Records supplied
- - - - - - -
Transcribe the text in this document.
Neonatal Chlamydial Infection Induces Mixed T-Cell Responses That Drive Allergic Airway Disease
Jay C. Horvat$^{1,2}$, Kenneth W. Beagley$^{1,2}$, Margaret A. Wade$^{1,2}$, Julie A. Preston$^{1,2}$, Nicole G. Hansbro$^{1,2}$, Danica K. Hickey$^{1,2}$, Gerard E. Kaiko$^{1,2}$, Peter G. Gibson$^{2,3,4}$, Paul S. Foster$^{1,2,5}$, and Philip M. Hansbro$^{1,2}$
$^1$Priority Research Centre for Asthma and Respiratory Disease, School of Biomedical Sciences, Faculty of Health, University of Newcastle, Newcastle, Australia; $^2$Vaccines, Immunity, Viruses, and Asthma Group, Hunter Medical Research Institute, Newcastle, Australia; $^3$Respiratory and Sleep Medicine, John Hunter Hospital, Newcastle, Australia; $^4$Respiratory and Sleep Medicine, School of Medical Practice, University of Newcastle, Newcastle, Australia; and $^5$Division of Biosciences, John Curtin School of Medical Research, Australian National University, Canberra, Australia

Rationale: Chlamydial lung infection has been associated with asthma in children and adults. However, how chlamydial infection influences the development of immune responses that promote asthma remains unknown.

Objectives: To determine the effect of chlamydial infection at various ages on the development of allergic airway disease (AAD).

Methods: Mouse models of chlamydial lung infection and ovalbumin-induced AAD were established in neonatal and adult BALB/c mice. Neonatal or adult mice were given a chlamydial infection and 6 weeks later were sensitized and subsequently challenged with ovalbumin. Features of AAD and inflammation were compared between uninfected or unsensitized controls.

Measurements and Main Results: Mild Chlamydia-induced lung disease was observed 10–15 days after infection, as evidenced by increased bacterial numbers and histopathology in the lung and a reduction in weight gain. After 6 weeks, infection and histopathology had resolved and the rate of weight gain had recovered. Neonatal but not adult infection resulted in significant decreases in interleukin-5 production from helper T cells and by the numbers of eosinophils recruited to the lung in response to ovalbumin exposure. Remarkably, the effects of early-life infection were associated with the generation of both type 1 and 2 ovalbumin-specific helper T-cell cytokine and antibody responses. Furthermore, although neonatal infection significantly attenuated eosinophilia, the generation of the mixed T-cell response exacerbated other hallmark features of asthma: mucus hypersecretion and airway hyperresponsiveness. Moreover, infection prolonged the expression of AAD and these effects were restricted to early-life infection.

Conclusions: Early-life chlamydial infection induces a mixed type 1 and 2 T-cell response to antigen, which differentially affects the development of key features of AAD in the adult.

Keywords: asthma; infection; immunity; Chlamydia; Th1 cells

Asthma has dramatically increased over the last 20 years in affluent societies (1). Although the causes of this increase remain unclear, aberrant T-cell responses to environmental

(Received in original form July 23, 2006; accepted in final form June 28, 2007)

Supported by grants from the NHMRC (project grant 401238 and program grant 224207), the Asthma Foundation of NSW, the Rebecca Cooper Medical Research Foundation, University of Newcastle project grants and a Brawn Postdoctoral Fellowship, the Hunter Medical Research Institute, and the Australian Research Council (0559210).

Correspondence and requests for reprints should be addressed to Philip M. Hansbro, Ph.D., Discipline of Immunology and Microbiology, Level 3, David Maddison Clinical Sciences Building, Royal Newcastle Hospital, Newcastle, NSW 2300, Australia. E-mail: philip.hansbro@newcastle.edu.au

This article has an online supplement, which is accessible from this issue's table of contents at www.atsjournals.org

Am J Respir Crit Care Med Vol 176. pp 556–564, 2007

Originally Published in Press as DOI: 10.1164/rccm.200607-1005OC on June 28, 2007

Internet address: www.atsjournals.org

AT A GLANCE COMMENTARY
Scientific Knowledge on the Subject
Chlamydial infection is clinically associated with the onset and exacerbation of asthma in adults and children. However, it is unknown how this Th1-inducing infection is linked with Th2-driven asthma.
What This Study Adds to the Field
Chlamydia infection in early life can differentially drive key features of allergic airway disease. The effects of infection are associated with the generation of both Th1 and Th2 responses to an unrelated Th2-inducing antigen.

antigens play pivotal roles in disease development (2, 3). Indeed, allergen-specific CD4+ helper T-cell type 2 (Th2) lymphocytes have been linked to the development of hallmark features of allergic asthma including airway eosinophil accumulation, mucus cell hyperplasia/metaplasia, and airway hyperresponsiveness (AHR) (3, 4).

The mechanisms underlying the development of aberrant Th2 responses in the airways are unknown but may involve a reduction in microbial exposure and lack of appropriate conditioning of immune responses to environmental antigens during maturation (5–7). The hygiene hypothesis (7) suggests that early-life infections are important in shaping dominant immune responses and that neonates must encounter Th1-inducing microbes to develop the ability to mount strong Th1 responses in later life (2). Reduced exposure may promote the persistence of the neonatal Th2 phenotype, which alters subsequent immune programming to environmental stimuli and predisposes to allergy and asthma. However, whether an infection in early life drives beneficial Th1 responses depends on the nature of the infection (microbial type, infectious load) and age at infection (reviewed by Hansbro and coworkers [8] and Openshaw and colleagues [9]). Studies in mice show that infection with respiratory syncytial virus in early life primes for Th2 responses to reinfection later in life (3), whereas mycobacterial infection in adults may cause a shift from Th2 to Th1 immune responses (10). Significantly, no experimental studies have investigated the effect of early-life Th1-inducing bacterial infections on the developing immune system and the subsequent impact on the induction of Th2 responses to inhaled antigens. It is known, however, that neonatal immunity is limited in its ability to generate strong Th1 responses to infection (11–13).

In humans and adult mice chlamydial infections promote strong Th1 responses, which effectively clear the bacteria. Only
- - - - - - -
Assignment
Recopy the whole listing exactly.

The completed task
Transcribe the text in this document.
Neonatal Chlamydial Infection Induces Mixed T-Cell Responses That Drive Allergic Airway Disease
Jay C. Horvat$^{1,2}$, Kenneth W. Beagley$^{1,2}$, Margaret A. Wade$^{1,2}$, Julie A. Preston$^{1,2}$, Nicole G. Hansbro$^{1,2}$, Danica K. Hickey$^{1,2}$, Gerard E. Kaiko$^{1,2}$, Peter G. Gibson$^{2,3,4}$, Paul S. Foster$^{1,2,5}$, and Philip M. Hansbro$^{1,2}$
$^1$Priority Research Centre for Asthma and Respiratory Disease, School of Biomedical Sciences, Faculty of Health, University of Newcastle, Newcastle, Australia; $^2$Vaccines, Immunity, Viruses, and Asthma Group, Hunter Medical Research Institute, Newcastle, Australia; $^3$Respiratory and Sleep Medicine, John Hunter Hospital, Newcastle, Australia; $^4$Respiratory and Sleep Medicine, School of Medical Practice, University of Newcastle, Newcastle, Australia; and $^5$Division of Biosciences, John Curtin School of Medical Research, Australian National University, Canberra, Australia

Rationale: Chlamydial lung infection has been associated with asthma in children and adults. However, how chlamydial infection influences the development of immune responses that promote asthma remains unknown.

Objectives: To determine the effect of chlamydial infection at various ages on the development of allergic airway disease (AAD).

Methods: Mouse models of chlamydial lung infection and ovalbumin-induced AAD were established in neonatal and adult BALB/c mice. Neonatal or adult mice were given a chlamydial infection and 6 weeks later were sensitized and subsequently challenged with ovalbumin. Features of AAD and inflammation were compared between uninfected or unsensitized controls.

Measurements and Main Results: Mild Chlamydia-induced lung disease was observed 10–15 days after infection, as evidenced by increased bacterial numbers and histopathology in the lung and a reduction in weight gain. After 6 weeks, infection and histopathology had resolved and the rate of weight gain had recovered. Neonatal but not adult infection resulted in significant decreases in interleukin-5 production from helper T cells and by the numbers of eosinophils recruited to the lung in response to ovalbumin exposure. Remarkably, the effects of early-life infection were associated with the generation of both type 1 and 2 ovalbumin-specific helper T-cell cytokine and antibody responses. Furthermore, although neonatal infection significantly attenuated eosinophilia, the generation of the mixed T-cell response exacerbated other hallmark features of asthma: mucus hypersecretion and airway hyperresponsiveness. Moreover, infection prolonged the expression of AAD and these effects were restricted to early-life infection.

Conclusions: Early-life chlamydial infection induces a mixed type 1 and 2 T-cell response to antigen, which differentially affects the development of key features of AAD in the adult.

Keywords: asthma; infection; immunity; Chlamydia; Th1 cells

Asthma has dramatically increased over the last 20 years in affluent societies (1). Although the causes of this increase remain unclear, aberrant T-cell responses to environmental

(Received in original form July 23, 2006; accepted in final form June 28, 2007)

Supported by grants from the NHMRC (project grant 401238 and program grant 224207), the Asthma Foundation of NSW, the Rebecca Cooper Medical Research Foundation, University of Newcastle project grants and a Brawn Postdoctoral Fellowship, the Hunter Medical Research Institute, and the Australian Research Council (0559210).

Correspondence and requests for reprints should be addressed to Philip M. Hansbro, Ph.D., Discipline of Immunology and Microbiology, Level 3, David Maddison Clinical Sciences Building, Royal Newcastle Hospital, Newcastle, NSW 2300, Australia. E-mail: philip.hansbro@newcastle.edu.au

This article has an online supplement, which is accessible from this issue's table of contents at www.atsjournals.org

Am J Respir Crit Care Med Vol 176. pp 556–564, 2007

Originally Published in Press as DOI: 10.1164/rccm.200607-1005OC on June 28, 2007

Internet address: www.atsjournals.org

AT A GLANCE COMMENTARY
Scientific Knowledge on the Subject
Chlamydial infection is clinically associated with the onset and exacerbation of asthma in adults and children. However, it is unknown how this Th1-inducing infection is linked with Th2-driven asthma.
What This Study Adds to the Field
Chlamydia infection in early life can differentially drive key features of allergic airway disease. The effects of infection are associated with the generation of both Th1 and Th2 responses to an unrelated Th2-inducing antigen.

antigens play pivotal roles in disease development (2, 3). Indeed, allergen-specific CD4+ helper T-cell type 2 (Th2) lymphocytes have been linked to the development of hallmark features of allergic asthma including airway eosinophil accumulation, mucus cell hyperplasia/metaplasia, and airway hyperresponsiveness (AHR) (3, 4).

The mechanisms underlying the development of aberrant Th2 responses in the airways are unknown but may involve a reduction in microbial exposure and lack of appropriate conditioning of immune responses to environmental antigens during maturation (5–7). The hygiene hypothesis (7) suggests that early-life infections are important in shaping dominant immune responses and that neonates must encounter Th1-inducing microbes to develop the ability to mount strong Th1 responses in later life (2). Reduced exposure may promote the persistence of the neonatal Th2 phenotype, which alters subsequent immune programming to environmental stimuli and predisposes to allergy and asthma. However, whether an infection in early life drives beneficial Th1 responses depends on the nature of the infection (microbial type, infectious load) and age at infection (reviewed by Hansbro and coworkers [8] and Openshaw and colleagues [9]). Studies in mice show that infection with respiratory syncytial virus in early life primes for Th2 responses to reinfection later in life (3), whereas mycobacterial infection in adults may cause a shift from Th2 to Th1 immune responses (10). Significantly, no experimental studies have investigated the effect of early-life Th1-inducing bacterial infections on the developing immune system and the subsequent impact on the induction of Th2 responses to inhaled antigens. It is known, however, that neonatal immunity is limited in its ability to generate strong Th1 responses to infection (11–13).

In humans and adult mice chlamydial infections promote strong Th1 responses, which effectively clear the bacteria. Only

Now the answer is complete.